→ **課題**
次の資料の行をすべて書き直し、「Eduttend」を「Attendo」に置き換えよ。それ以外は一切変えず、画像は答えに含めないこと。

***** 資料一覧

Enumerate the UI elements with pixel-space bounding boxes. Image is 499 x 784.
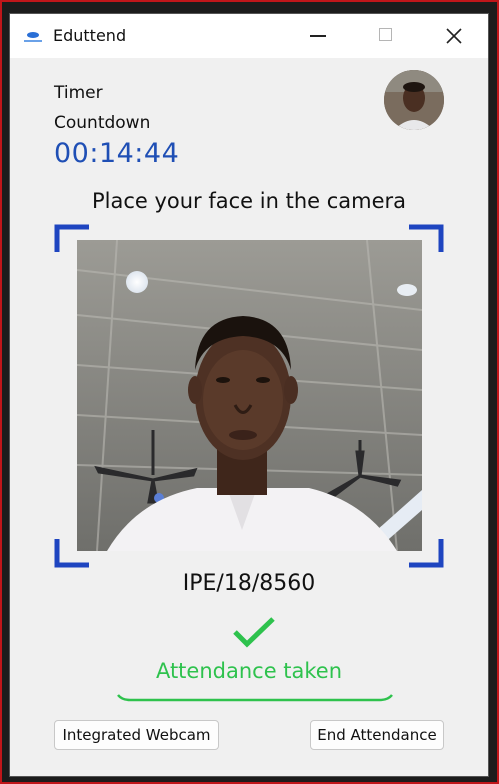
maximize-icon [379, 28, 392, 41]
app-window: Eduttend Timer Countdown 00:14:44 Place … [10, 14, 488, 776]
camera-feed [77, 240, 422, 551]
student-id: IPE/18/8560 [182, 571, 316, 596]
status-underline [117, 694, 393, 702]
user-avatar [384, 70, 444, 130]
close-button[interactable] [424, 14, 484, 58]
checkmark-icon [233, 617, 275, 648]
countdown-timer: 00:14:44 [54, 138, 180, 169]
maximize-button[interactable] [355, 14, 415, 58]
close-icon [446, 28, 462, 44]
minimize-icon [310, 35, 326, 37]
app-logo-icon [24, 32, 42, 42]
attendance-status: Attendance taken [155, 659, 343, 683]
desktop-background: Eduttend Timer Countdown 00:14:44 Place … [0, 0, 499, 784]
title-bar[interactable]: Eduttend [10, 14, 488, 58]
end-attendance-button[interactable]: End Attendance [310, 720, 444, 750]
integrated-webcam-button[interactable]: Integrated Webcam [54, 720, 219, 750]
camera-instruction: Place your face in the camera [91, 189, 407, 213]
countdown-label: Countdown [54, 113, 151, 133]
window-title: Eduttend [53, 26, 127, 45]
timer-label: Timer [54, 83, 103, 103]
minimize-button[interactable] [288, 14, 348, 58]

**********

→ **解答例**
Enumerate the UI elements with pixel-space bounding boxes. Image is 499 x 784.
maximize-icon [379, 28, 392, 41]
app-window: Attendo Timer Countdown 00:14:44 Place … [10, 14, 488, 776]
camera-feed [77, 240, 422, 551]
student-id: IPE/18/8560 [182, 571, 316, 596]
status-underline [117, 694, 393, 702]
user-avatar [384, 70, 444, 130]
close-button[interactable] [424, 14, 484, 58]
checkmark-icon [233, 617, 275, 648]
countdown-timer: 00:14:44 [54, 138, 180, 169]
maximize-button[interactable] [355, 14, 415, 58]
close-icon [446, 28, 462, 44]
minimize-icon [310, 35, 326, 37]
app-logo-icon [24, 32, 42, 42]
attendance-status: Attendance taken [155, 659, 343, 683]
desktop-background: Attendo Timer Countdown 00:14:44 Place … [0, 0, 499, 784]
title-bar[interactable]: Attendo [10, 14, 488, 58]
end-attendance-button[interactable]: End Attendance [310, 720, 444, 750]
integrated-webcam-button[interactable]: Integrated Webcam [54, 720, 219, 750]
camera-instruction: Place your face in the camera [91, 189, 407, 213]
countdown-label: Countdown [54, 113, 151, 133]
window-title: Attendo [53, 26, 127, 45]
timer-label: Timer [54, 83, 103, 103]
minimize-button[interactable] [288, 14, 348, 58]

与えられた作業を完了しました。